Work instructions: Give a verbatim quotation of every record.

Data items

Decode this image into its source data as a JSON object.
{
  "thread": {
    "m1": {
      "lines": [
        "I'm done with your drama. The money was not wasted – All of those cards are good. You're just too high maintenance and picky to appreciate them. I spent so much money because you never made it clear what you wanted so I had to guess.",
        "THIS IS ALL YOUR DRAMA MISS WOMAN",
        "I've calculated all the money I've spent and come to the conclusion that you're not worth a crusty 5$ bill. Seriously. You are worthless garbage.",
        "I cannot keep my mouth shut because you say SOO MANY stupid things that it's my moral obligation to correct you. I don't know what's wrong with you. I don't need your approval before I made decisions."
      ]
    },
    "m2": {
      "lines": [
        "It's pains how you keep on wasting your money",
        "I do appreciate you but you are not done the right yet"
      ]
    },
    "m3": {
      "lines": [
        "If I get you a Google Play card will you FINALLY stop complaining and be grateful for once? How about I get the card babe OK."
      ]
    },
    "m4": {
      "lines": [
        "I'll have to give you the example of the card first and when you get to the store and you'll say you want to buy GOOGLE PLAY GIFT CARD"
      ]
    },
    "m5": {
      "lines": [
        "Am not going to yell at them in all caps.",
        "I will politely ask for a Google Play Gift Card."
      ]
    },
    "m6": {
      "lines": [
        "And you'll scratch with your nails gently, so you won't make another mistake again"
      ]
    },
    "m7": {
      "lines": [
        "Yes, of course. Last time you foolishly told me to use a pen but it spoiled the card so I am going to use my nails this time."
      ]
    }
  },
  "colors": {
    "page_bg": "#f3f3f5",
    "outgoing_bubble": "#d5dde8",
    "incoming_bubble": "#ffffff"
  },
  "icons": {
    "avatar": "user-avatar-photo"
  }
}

Answer in full:
Decode this image into its source data as a JSON object.
{
  "thread": {
    "m1": {
      "lines": [
        "I'm done with your drama. The money was not wasted – All of those cards are good. You're just too high maintenance and picky to appreciate them. I spent so much money because you never made it clear what you wanted so I had to guess.",
        "THIS IS ALL YOUR DRAMA MISS WOMAN",
        "I've calculated all the money I've spent and come to the conclusion that you're not worth a crusty 5$ bill. Seriously. You are worthless garbage.",
        "I cannot keep my mouth shut because you say SOO MANY stupid things that it's my moral obligation to correct you. I don't know what's wrong with you. I don't need your approval before I made decisions."
      ]
    },
    "m2": {
      "lines": [
        "It's pains how you keep on wasting your money",
        "I do appreciate you but you are not done the right yet"
      ]
    },
    "m3": {
      "lines": [
        "If I get you a Google Play card will you FINALLY stop complaining and be grateful for once? How about I get the card babe OK."
      ]
    },
    "m4": {
      "lines": [
        "I'll have to give you the example of the card first and when you get to the store and you'll say you want to buy GOOGLE PLAY GIFT CARD"
      ]
    },
    "m5": {
      "lines": [
        "Am not going to yell at them in all caps.",
        "I will politely ask for a Google Play Gift Card."
      ]
    },
    "m6": {
      "lines": [
        "And you'll scratch with your nails gently, so you won't make another mistake again"
      ]
    },
    "m7": {
      "lines": [
        "Yes, of course. Last time you foolishly told me to use a pen but it spoiled the card so I am going to use my nails this time."
      ]
    }
  },
  "colors": {
    "page_bg": "#f3f3f5",
    "outgoing_bubble": "#d5dde8",
    "incoming_bubble": "#ffffff"
  },
  "icons": {
    "avatar": "user-avatar-photo"
  }
}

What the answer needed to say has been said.